#### [Text segment]
▬▬▬
Convenience functions for exploratory analysis on VERIS database (http://veriscommunity.net).
Small helper functions for working with the data frame objects from the VERIS Community Database (VCDB), typically converted from JSON using the verisr package (or, if unavailable, from this my fork of this package). This package replicates in base R or dplyr many of the helper functions originally implemented in the verisr package by Jay Jacobs.
The original package by Jay uses data.table
code that is deprecated
and no longer works with recent versions of R. The author has stated his
desire to one day rewrite these functions in dplyr code but since effort
on that has been stagnant for a few years now this is a simple attempt
to recreate these helper functions in dplyr
or base R code.
Install it from github and load the built-in dataset:
# install devtools from https://github.com/hadley/devtools
devtools::install_github("onlyphantom/verisr2")
library(verisr2)
▬▬▬
#### [Given instruction A]
Write out the records exactly, from the first line of the records through the line that contains "581, 646, 609]", with both of those lines included.

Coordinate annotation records
▬▬▬
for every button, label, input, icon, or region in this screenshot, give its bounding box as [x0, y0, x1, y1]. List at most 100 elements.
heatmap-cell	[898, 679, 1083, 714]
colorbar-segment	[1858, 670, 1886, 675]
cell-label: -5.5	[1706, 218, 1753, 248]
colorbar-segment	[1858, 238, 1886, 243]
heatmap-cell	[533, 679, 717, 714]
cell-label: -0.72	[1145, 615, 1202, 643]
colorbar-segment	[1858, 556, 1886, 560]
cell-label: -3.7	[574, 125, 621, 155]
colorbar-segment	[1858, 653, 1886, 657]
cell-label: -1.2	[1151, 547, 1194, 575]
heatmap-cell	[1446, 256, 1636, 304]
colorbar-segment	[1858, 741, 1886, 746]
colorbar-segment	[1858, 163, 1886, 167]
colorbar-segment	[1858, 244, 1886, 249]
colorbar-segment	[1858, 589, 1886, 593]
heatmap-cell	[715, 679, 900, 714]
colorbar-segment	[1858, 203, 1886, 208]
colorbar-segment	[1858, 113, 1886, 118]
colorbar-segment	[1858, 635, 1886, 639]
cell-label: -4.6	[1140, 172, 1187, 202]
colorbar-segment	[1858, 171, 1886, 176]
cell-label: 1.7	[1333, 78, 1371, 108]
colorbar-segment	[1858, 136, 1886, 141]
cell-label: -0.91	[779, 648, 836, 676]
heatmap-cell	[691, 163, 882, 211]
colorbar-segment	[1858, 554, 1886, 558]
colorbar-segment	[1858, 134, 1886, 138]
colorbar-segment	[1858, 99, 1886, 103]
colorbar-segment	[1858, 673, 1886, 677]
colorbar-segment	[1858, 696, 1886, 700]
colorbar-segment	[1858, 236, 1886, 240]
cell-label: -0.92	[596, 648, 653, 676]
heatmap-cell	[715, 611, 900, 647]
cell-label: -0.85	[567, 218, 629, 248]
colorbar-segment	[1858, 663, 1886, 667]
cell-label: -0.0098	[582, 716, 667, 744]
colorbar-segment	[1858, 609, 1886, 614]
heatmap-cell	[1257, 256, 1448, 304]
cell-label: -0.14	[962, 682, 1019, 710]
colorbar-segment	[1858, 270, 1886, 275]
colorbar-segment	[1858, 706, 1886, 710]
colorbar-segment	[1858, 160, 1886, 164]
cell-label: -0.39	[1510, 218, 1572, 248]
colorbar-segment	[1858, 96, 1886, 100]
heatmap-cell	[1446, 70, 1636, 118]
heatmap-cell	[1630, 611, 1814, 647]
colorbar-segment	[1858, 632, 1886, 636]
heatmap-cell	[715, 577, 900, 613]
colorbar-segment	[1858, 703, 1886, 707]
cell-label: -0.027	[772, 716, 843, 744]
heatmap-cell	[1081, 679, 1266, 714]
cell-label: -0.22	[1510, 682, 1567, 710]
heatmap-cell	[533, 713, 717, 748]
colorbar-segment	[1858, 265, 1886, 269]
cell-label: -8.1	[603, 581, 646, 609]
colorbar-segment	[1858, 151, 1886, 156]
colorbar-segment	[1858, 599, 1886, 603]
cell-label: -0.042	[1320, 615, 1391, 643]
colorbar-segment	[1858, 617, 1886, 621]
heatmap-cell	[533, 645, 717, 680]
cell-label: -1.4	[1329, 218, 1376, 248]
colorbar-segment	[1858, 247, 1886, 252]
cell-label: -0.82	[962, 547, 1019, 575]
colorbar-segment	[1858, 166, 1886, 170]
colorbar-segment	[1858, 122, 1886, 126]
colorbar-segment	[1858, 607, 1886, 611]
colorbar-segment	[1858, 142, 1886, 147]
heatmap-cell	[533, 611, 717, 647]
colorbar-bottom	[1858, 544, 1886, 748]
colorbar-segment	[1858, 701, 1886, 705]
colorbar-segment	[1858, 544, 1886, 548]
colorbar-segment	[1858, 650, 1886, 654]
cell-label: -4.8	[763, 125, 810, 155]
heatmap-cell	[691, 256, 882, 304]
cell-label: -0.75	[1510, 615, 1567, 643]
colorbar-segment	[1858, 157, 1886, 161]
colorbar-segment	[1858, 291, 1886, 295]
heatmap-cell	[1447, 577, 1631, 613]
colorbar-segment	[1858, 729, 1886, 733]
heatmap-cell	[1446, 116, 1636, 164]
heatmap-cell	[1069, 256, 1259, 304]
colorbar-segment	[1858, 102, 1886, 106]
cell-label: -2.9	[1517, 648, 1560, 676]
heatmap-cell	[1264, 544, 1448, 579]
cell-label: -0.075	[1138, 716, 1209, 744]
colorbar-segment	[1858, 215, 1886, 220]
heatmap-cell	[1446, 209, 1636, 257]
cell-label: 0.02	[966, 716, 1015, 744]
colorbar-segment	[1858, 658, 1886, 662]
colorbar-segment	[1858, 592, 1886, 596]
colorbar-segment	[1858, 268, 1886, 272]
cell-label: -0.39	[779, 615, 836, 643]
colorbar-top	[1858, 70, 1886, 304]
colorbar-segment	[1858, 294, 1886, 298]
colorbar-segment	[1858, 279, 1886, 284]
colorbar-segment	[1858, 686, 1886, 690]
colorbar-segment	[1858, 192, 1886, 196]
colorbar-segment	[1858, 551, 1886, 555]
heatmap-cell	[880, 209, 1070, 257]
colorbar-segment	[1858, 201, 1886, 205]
▬▬▬
#### [Given instruction B]
Reproduce verbatim the passage of the package description between "The original package" and "library(verisr2)", inclusive.

#### [Response A]
for every button, label, input, icon, or region in this screenshot, give its bounding box as [x0, y0, x1, y1]. List at most 100 elements.
heatmap-cell	[898, 679, 1083, 714]
colorbar-segment	[1858, 670, 1886, 675]
cell-label: -5.5	[1706, 218, 1753, 248]
colorbar-segment	[1858, 238, 1886, 243]
heatmap-cell	[533, 679, 717, 714]
cell-label: -0.72	[1145, 615, 1202, 643]
colorbar-segment	[1858, 556, 1886, 560]
cell-label: -3.7	[574, 125, 621, 155]
colorbar-segment	[1858, 653, 1886, 657]
cell-label: -1.2	[1151, 547, 1194, 575]
heatmap-cell	[1446, 256, 1636, 304]
colorbar-segment	[1858, 741, 1886, 746]
colorbar-segment	[1858, 163, 1886, 167]
colorbar-segment	[1858, 244, 1886, 249]
colorbar-segment	[1858, 589, 1886, 593]
heatmap-cell	[715, 679, 900, 714]
colorbar-segment	[1858, 203, 1886, 208]
colorbar-segment	[1858, 113, 1886, 118]
colorbar-segment	[1858, 635, 1886, 639]
cell-label: -4.6	[1140, 172, 1187, 202]
colorbar-segment	[1858, 171, 1886, 176]
cell-label: 1.7	[1333, 78, 1371, 108]
colorbar-segment	[1858, 136, 1886, 141]
cell-label: -0.91	[779, 648, 836, 676]
heatmap-cell	[691, 163, 882, 211]
colorbar-segment	[1858, 554, 1886, 558]
colorbar-segment	[1858, 134, 1886, 138]
colorbar-segment	[1858, 99, 1886, 103]
colorbar-segment	[1858, 673, 1886, 677]
colorbar-segment	[1858, 696, 1886, 700]
colorbar-segment	[1858, 236, 1886, 240]
cell-label: -0.92	[596, 648, 653, 676]
heatmap-cell	[715, 611, 900, 647]
cell-label: -0.85	[567, 218, 629, 248]
colorbar-segment	[1858, 663, 1886, 667]
cell-label: -0.0098	[582, 716, 667, 744]
colorbar-segment	[1858, 609, 1886, 614]
heatmap-cell	[1257, 256, 1448, 304]
cell-label: -0.14	[962, 682, 1019, 710]
colorbar-segment	[1858, 270, 1886, 275]
colorbar-segment	[1858, 706, 1886, 710]
colorbar-segment	[1858, 160, 1886, 164]
cell-label: -0.39	[1510, 218, 1572, 248]
colorbar-segment	[1858, 96, 1886, 100]
heatmap-cell	[1446, 70, 1636, 118]
heatmap-cell	[1630, 611, 1814, 647]
colorbar-segment	[1858, 632, 1886, 636]
heatmap-cell	[715, 577, 900, 613]
colorbar-segment	[1858, 703, 1886, 707]
cell-label: -0.027	[772, 716, 843, 744]
heatmap-cell	[1081, 679, 1266, 714]
cell-label: -0.22	[1510, 682, 1567, 710]
heatmap-cell	[533, 713, 717, 748]
colorbar-segment	[1858, 265, 1886, 269]
cell-label: -8.1	[603, 581, 646, 609]

#### [Response B]
The original package by Jay uses data.table
code that is deprecated
and no longer works with recent versions of R. The author has stated his
desire to one day rewrite these functions in dplyr code but since effort
on that has been stagnant for a few years now this is a simple attempt
to recreate these helper functions in dplyr
or base R code.
Install it from github and load the built-in dataset:
# install devtools from https://github.com/hadley/devtools
devtools::install_github("onlyphantom/verisr2")
library(verisr2)